### Given exercise
Copy out all lines where "subtitle" appears.

### Provided information
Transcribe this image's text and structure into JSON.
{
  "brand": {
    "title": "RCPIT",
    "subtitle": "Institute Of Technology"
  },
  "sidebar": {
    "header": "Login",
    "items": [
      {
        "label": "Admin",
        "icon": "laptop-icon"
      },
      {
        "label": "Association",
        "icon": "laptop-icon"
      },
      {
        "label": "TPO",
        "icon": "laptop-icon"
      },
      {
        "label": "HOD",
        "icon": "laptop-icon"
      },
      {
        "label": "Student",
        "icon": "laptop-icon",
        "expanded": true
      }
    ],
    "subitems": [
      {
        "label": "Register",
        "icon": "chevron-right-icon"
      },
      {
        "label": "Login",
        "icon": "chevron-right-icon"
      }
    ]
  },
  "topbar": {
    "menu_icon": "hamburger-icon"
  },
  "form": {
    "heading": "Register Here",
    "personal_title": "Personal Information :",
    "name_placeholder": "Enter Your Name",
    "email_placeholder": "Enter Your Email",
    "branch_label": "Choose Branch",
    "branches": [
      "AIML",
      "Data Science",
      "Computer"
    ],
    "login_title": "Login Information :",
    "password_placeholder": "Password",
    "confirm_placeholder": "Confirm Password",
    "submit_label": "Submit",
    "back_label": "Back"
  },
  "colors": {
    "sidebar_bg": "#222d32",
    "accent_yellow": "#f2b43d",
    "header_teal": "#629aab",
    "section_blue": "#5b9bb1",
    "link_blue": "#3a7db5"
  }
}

* * *

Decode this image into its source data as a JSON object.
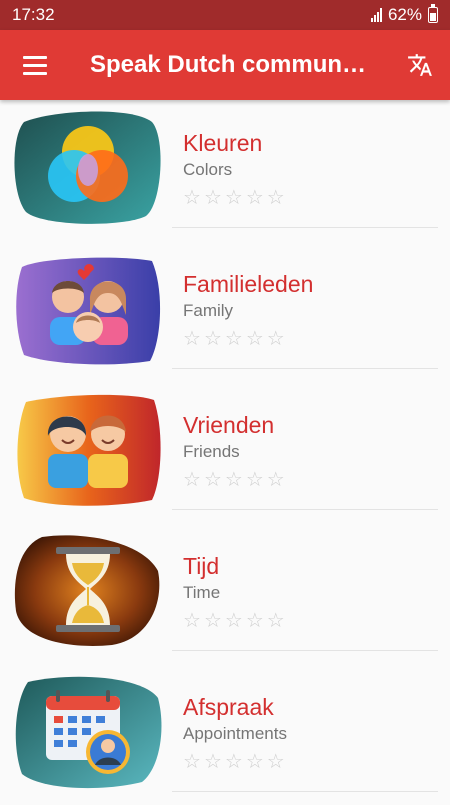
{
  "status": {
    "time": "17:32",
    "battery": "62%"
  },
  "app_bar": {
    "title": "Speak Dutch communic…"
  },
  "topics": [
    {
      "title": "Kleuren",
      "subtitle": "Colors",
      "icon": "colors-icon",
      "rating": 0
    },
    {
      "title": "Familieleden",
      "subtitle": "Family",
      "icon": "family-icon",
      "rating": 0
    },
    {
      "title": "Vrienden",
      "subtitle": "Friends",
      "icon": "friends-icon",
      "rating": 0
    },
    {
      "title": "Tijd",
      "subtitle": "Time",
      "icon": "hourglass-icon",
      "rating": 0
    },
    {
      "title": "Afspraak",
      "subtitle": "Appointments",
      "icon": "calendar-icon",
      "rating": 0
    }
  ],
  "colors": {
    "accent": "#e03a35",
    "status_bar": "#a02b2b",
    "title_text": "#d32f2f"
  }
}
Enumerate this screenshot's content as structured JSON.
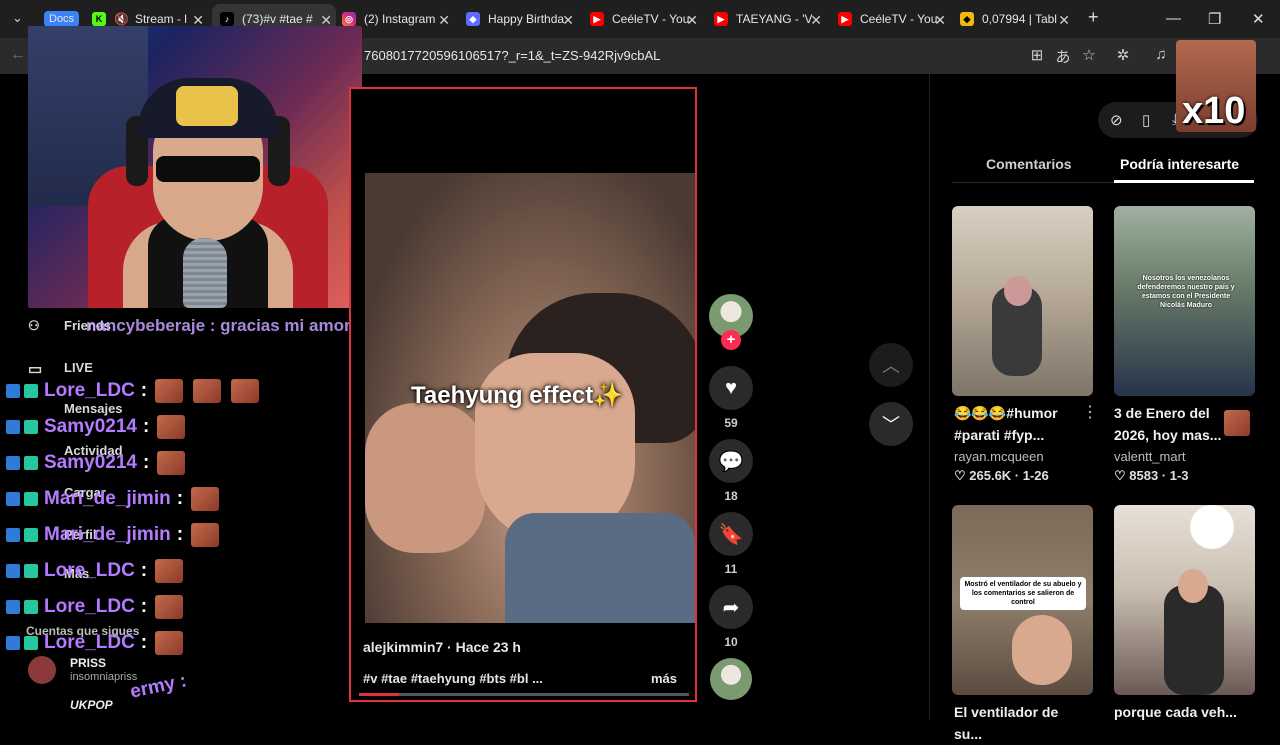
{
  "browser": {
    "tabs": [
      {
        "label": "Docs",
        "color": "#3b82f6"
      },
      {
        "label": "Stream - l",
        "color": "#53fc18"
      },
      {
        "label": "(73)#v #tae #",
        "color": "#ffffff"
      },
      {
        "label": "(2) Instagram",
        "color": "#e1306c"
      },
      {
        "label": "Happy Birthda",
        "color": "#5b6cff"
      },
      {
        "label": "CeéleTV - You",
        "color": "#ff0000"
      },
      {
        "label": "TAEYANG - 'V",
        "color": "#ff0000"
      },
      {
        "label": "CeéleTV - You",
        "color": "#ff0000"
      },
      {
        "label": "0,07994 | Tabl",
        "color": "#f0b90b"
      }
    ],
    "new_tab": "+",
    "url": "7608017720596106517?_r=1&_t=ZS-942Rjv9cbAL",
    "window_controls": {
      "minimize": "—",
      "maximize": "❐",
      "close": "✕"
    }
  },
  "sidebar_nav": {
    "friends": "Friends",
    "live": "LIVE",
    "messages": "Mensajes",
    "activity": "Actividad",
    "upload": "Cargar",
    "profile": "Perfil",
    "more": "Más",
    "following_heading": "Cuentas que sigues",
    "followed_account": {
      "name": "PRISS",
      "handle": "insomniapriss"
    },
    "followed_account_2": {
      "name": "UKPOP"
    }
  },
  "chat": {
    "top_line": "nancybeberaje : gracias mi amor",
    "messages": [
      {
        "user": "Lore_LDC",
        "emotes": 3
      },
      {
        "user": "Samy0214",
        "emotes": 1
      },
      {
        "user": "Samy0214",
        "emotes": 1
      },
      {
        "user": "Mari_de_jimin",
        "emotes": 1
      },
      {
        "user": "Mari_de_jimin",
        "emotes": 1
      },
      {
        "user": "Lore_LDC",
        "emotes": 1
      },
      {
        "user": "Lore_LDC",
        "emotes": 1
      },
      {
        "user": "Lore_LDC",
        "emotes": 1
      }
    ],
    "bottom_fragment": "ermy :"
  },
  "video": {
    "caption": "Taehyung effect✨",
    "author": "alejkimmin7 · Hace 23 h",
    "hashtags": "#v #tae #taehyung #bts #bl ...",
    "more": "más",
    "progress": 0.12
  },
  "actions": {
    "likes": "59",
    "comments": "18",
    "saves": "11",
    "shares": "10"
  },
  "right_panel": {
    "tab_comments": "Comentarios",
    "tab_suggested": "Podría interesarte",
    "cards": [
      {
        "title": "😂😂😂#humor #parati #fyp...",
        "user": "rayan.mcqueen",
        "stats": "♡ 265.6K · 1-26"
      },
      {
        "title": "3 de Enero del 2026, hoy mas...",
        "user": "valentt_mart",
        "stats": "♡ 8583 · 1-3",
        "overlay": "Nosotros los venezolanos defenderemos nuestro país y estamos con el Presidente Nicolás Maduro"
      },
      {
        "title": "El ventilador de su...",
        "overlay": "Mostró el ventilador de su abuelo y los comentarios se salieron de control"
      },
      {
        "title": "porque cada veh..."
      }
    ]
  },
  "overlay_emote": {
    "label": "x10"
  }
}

### Written answer
    "subtitle": "Institute Of Technology"
      "subtitle": "Colors",
      "subtitle": "Family",
      "subtitle": "Friends",
      "subtitle": "Time",
      "subtitle": "Appointments",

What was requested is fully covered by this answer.